→ **What the exercise asks**:
Pick out each line with the word "Outcomes" from the material that follows.

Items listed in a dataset

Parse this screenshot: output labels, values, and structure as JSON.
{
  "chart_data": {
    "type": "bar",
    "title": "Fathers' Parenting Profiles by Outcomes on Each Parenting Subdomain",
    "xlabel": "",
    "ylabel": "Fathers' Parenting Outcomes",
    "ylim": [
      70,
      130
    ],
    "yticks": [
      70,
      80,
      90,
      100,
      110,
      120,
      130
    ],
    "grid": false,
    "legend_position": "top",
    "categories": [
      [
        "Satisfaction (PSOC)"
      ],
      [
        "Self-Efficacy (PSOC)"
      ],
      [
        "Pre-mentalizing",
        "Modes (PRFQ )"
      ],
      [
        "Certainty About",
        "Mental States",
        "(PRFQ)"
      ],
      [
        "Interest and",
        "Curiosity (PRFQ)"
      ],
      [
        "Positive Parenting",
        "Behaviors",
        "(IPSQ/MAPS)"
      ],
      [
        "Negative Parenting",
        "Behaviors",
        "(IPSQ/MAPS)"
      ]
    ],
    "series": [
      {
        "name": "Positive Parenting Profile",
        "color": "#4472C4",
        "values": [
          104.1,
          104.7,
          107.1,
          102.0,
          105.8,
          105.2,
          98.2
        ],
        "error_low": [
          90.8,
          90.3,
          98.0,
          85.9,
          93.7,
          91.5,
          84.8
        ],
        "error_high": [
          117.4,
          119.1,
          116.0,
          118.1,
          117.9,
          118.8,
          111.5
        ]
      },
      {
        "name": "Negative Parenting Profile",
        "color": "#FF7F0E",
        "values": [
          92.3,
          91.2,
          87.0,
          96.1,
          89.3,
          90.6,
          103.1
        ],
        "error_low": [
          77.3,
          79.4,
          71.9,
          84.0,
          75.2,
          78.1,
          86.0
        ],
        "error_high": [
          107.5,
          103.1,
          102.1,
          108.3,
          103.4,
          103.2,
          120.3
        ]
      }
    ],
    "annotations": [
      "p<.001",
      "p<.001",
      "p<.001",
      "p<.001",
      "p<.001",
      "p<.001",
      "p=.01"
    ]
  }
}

→ **Response**:
    "title": "Fathers' Parenting Profiles by Outcomes on Each Parenting Subdomain",
    "ylabel": "Fathers' Parenting Outcomes",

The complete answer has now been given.